● WORK REQUIRED: Give the entries back exactly, dropping each image.

● RECORD EXTRACTS:
==========
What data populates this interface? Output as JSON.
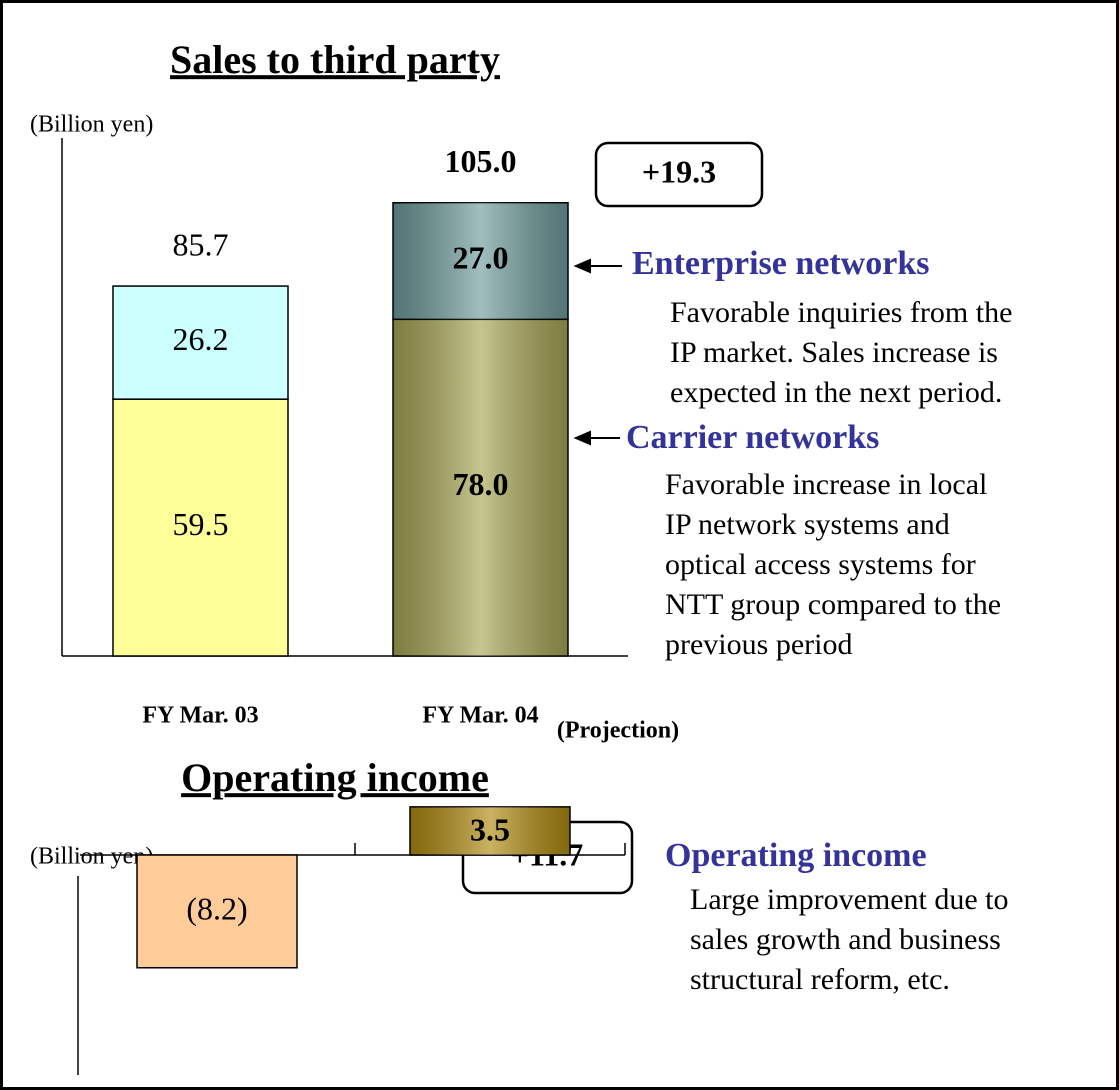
{
  "chart_data": [
    {
      "type": "stacked-bar",
      "title": "Sales to third party",
      "y_label": "(Billion yen)",
      "categories": [
        "FY Mar. 03",
        "FY Mar. 04"
      ],
      "category_note": "(Projection)",
      "ylim": [
        0,
        120
      ],
      "series": [
        {
          "name": "Carrier networks",
          "colors": [
            "#ffff99",
            "#a8a655"
          ],
          "values": [
            59.5,
            78
          ],
          "value_labels": [
            "59.5",
            "78.0"
          ],
          "description": [
            "Favorable increase in local",
            "IP network systems and",
            "optical access systems for",
            "NTT group compared to the",
            "previous period"
          ]
        },
        {
          "name": "Enterprise networks",
          "colors": [
            "#ccffff",
            "#6f9c9c"
          ],
          "values": [
            26.2,
            27
          ],
          "value_labels": [
            "26.2",
            "27.0"
          ],
          "description": [
            "Favorable inquiries from the",
            "IP market.  Sales increase is",
            "expected in the next period."
          ]
        }
      ],
      "totals": [
        85.7,
        105
      ],
      "total_labels": [
        "85.7",
        "105.0"
      ],
      "change": "+19.3"
    },
    {
      "type": "bar",
      "title": "Operating income",
      "y_label": "(Billion yen)",
      "ylim": [
        -16,
        4
      ],
      "values": [
        -8.2,
        3.5
      ],
      "value_labels": [
        "(8.2)",
        "3.5"
      ],
      "colors": [
        "#ffcc99",
        "#b08a10"
      ],
      "change": "+11.7",
      "heading": "Operating income",
      "description": [
        "Large improvement due to",
        "sales growth and business",
        "structural reform, etc."
      ]
    }
  ]
}
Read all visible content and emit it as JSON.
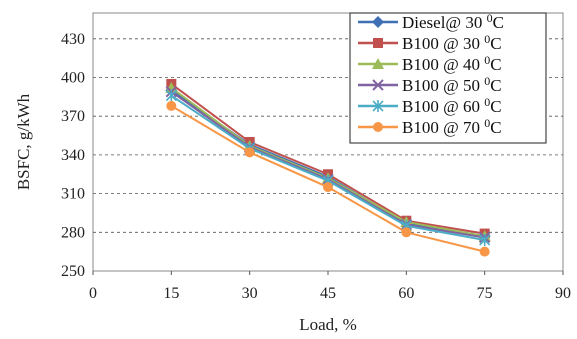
{
  "chart_data": {
    "type": "line",
    "xlabel": "Load, %",
    "ylabel": "BSFC, g/kWh",
    "xlim": [
      0,
      90
    ],
    "ylim": [
      250,
      450
    ],
    "xticks": [
      0,
      15,
      30,
      45,
      60,
      75,
      90
    ],
    "yticks": [
      250,
      280,
      310,
      340,
      370,
      400,
      430
    ],
    "grid": "y-dashed",
    "legend_position": "top-right",
    "x": [
      15,
      30,
      45,
      60,
      75
    ],
    "series": [
      {
        "name": "Diesel@ 30",
        "unit_suffix": "0C",
        "marker": "diamond",
        "color": "#3f6fb5",
        "values": [
          390,
          348,
          323,
          287,
          277
        ]
      },
      {
        "name": "B100 @ 30",
        "unit_suffix": "0C",
        "marker": "square",
        "color": "#c0504d",
        "values": [
          395,
          350,
          325,
          289,
          279
        ]
      },
      {
        "name": "B100 @ 40",
        "unit_suffix": "0C",
        "marker": "triangle",
        "color": "#9bbb59",
        "values": [
          392,
          347,
          322,
          288,
          277
        ]
      },
      {
        "name": "B100 @ 50",
        "unit_suffix": "0C",
        "marker": "x",
        "color": "#8064a2",
        "values": [
          389,
          346,
          321,
          286,
          276
        ]
      },
      {
        "name": "B100 @ 60",
        "unit_suffix": "0C",
        "marker": "star",
        "color": "#4bacc6",
        "values": [
          386,
          345,
          320,
          285,
          274
        ]
      },
      {
        "name": "B100 @ 70",
        "unit_suffix": "0C",
        "marker": "circle",
        "color": "#f79646",
        "values": [
          378,
          342,
          315,
          280,
          265
        ]
      }
    ]
  }
}
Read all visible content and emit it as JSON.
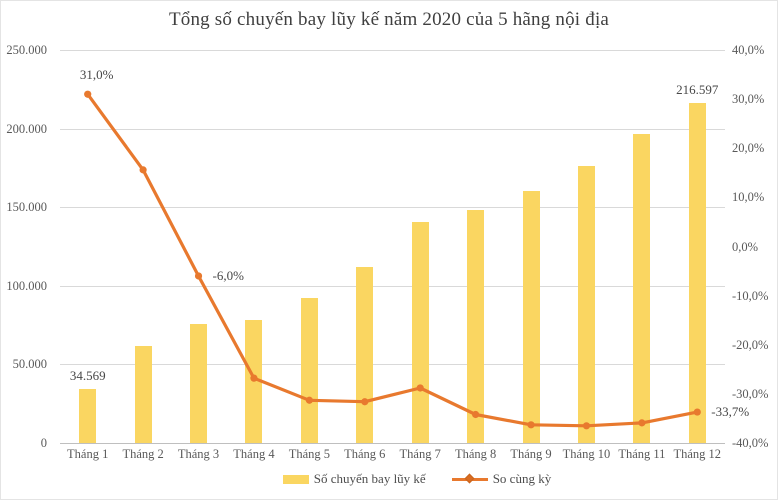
{
  "chart_data": {
    "type": "combo-bar-line",
    "title": "Tổng số chuyến bay lũy kế năm 2020 của 5 hãng nội địa",
    "categories": [
      "Tháng 1",
      "Tháng 2",
      "Tháng 3",
      "Tháng 4",
      "Tháng 5",
      "Tháng 6",
      "Tháng 7",
      "Tháng 8",
      "Tháng 9",
      "Tháng 10",
      "Tháng 11",
      "Tháng 12"
    ],
    "series": [
      {
        "name": "Số chuyến bay lũy kế",
        "type": "bar",
        "axis": "left",
        "color": "#fad661",
        "values": [
          34569,
          61500,
          76000,
          78000,
          92000,
          112000,
          140500,
          148500,
          160000,
          176500,
          196500,
          216597
        ]
      },
      {
        "name": "So cùng kỳ",
        "type": "line",
        "axis": "right",
        "color": "#e8792e",
        "values": [
          31.0,
          15.6,
          -6.0,
          -26.8,
          -31.3,
          -31.6,
          -28.8,
          -34.2,
          -36.3,
          -36.5,
          -35.9,
          -33.7
        ]
      }
    ],
    "y_left": {
      "min": 0,
      "max": 250000,
      "ticks": [
        "250.000",
        "200.000",
        "150.000",
        "100.000",
        "50.000",
        "0"
      ]
    },
    "y_right": {
      "min": -40,
      "max": 40,
      "ticks": [
        "40,0%",
        "30,0%",
        "20,0%",
        "10,0%",
        "0,0%",
        "-10,0%",
        "-20,0%",
        "-30,0%",
        "-40,0%"
      ]
    },
    "grid": true,
    "legend_position": "bottom",
    "annotations": {
      "bar_labels": [
        {
          "index": 0,
          "text": "34.569"
        },
        {
          "index": 11,
          "text": "216.597"
        }
      ],
      "line_labels": [
        {
          "index": 0,
          "text": "31,0%",
          "placement": "above"
        },
        {
          "index": 2,
          "text": "-6,0%",
          "placement": "right"
        },
        {
          "index": 11,
          "text": "-33,7%",
          "placement": "right"
        }
      ]
    }
  },
  "colors": {
    "bar": "#fad661",
    "line": "#e8792e",
    "gridline": "#d9d9d9",
    "axis_text": "#595959",
    "title_text": "#3f3f3f"
  }
}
==========
● ANSWER BELOW:
What data populates this interface? Output as JSON.
{
  "chart_data": [
    {
      "type": "stacked-bar",
      "title": "Sales to third party",
      "y_label": "(Billion yen)",
      "categories": [
        "FY Mar. 03",
        "FY Mar. 04"
      ],
      "category_note": "(Projection)",
      "ylim": [
        0,
        120
      ],
      "series": [
        {
          "name": "Carrier networks",
          "colors": [
            "#ffff99",
            "#a8a655"
          ],
          "values": [
            59.5,
            78
          ],
          "value_labels": [
            "59.5",
            "78.0"
          ],
          "description": [
            "Favorable increase in local",
            "IP network systems and",
            "optical access systems for",
            "NTT group compared to the",
            "previous period"
          ]
        },
        {
          "name": "Enterprise networks",
          "colors": [
            "#ccffff",
            "#6f9c9c"
          ],
          "values": [
            26.2,
            27
          ],
          "value_labels": [
            "26.2",
            "27.0"
          ],
          "description": [
            "Favorable inquiries from the",
            "IP market.  Sales increase is",
            "expected in the next period."
          ]
        }
      ],
      "totals": [
        85.7,
        105
      ],
      "total_labels": [
        "85.7",
        "105.0"
      ],
      "change": "+19.3"
    },
    {
      "type": "bar",
      "title": "Operating income",
      "y_label": "(Billion yen)",
      "ylim": [
        -16,
        4
      ],
      "values": [
        -8.2,
        3.5
      ],
      "value_labels": [
        "(8.2)",
        "3.5"
      ],
      "colors": [
        "#ffcc99",
        "#b08a10"
      ],
      "change": "+11.7",
      "heading": "Operating income",
      "description": [
        "Large improvement due to",
        "sales growth and business",
        "structural reform, etc."
      ]
    }
  ]
}
Read all visible content and emit it as JSON.
{
  "chart_data": {
    "type": "line",
    "xlabel": "Load, %",
    "ylabel": "BSFC, g/kWh",
    "xlim": [
      0,
      90
    ],
    "ylim": [
      250,
      450
    ],
    "xticks": [
      0,
      15,
      30,
      45,
      60,
      75,
      90
    ],
    "yticks": [
      250,
      280,
      310,
      340,
      370,
      400,
      430
    ],
    "grid": "y-dashed",
    "legend_position": "top-right",
    "x": [
      15,
      30,
      45,
      60,
      75
    ],
    "series": [
      {
        "name": "Diesel@ 30",
        "unit_suffix": "0C",
        "marker": "diamond",
        "color": "#3f6fb5",
        "values": [
          390,
          348,
          323,
          287,
          277
        ]
      },
      {
        "name": "B100 @ 30",
        "unit_suffix": "0C",
        "marker": "square",
        "color": "#c0504d",
        "values": [
          395,
          350,
          325,
          289,
          279
        ]
      },
      {
        "name": "B100 @ 40",
        "unit_suffix": "0C",
        "marker": "triangle",
        "color": "#9bbb59",
        "values": [
          392,
          347,
          322,
          288,
          277
        ]
      },
      {
        "name": "B100 @ 50",
        "unit_suffix": "0C",
        "marker": "x",
        "color": "#8064a2",
        "values": [
          389,
          346,
          321,
          286,
          276
        ]
      },
      {
        "name": "B100 @ 60",
        "unit_suffix": "0C",
        "marker": "star",
        "color": "#4bacc6",
        "values": [
          386,
          345,
          320,
          285,
          274
        ]
      },
      {
        "name": "B100 @ 70",
        "unit_suffix": "0C",
        "marker": "circle",
        "color": "#f79646",
        "values": [
          378,
          342,
          315,
          280,
          265
        ]
      }
    ]
  }
}
Read all visible content and emit it as JSON.
{
  "chart_data": {
    "type": "combo-bar-line",
    "title": "Tổng số chuyến bay lũy kế năm 2020 của 5 hãng nội địa",
    "categories": [
      "Tháng 1",
      "Tháng 2",
      "Tháng 3",
      "Tháng 4",
      "Tháng 5",
      "Tháng 6",
      "Tháng 7",
      "Tháng 8",
      "Tháng 9",
      "Tháng 10",
      "Tháng 11",
      "Tháng 12"
    ],
    "series": [
      {
        "name": "Số chuyến bay lũy kế",
        "type": "bar",
        "axis": "left",
        "color": "#fad661",
        "values": [
          34569,
          61500,
          76000,
          78000,
          92000,
          112000,
          140500,
          148500,
          160000,
          176500,
          196500,
          216597
        ]
      },
      {
        "name": "So cùng kỳ",
        "type": "line",
        "axis": "right",
        "color": "#e8792e",
        "values": [
          31.0,
          15.6,
          -6.0,
          -26.8,
          -31.3,
          -31.6,
          -28.8,
          -34.2,
          -36.3,
          -36.5,
          -35.9,
          -33.7
        ]
      }
    ],
    "y_left": {
      "min": 0,
      "max": 250000,
      "ticks": [
        "250.000",
        "200.000",
        "150.000",
        "100.000",
        "50.000",
        "0"
      ]
    },
    "y_right": {
      "min": -40,
      "max": 40,
      "ticks": [
        "40,0%",
        "30,0%",
        "20,0%",
        "10,0%",
        "0,0%",
        "-10,0%",
        "-20,0%",
        "-30,0%",
        "-40,0%"
      ]
    },
    "grid": true,
    "legend_position": "bottom",
    "annotations": {
      "bar_labels": [
        {
          "index": 0,
          "text": "34.569"
        },
        {
          "index": 11,
          "text": "216.597"
        }
      ],
      "line_labels": [
        {
          "index": 0,
          "text": "31,0%",
          "placement": "above"
        },
        {
          "index": 2,
          "text": "-6,0%",
          "placement": "right"
        },
        {
          "index": 11,
          "text": "-33,7%",
          "placement": "right"
        }
      ]
    }
  },
  "colors": {
    "bar": "#fad661",
    "line": "#e8792e",
    "gridline": "#d9d9d9",
    "axis_text": "#595959",
    "title_text": "#3f3f3f"
  }
}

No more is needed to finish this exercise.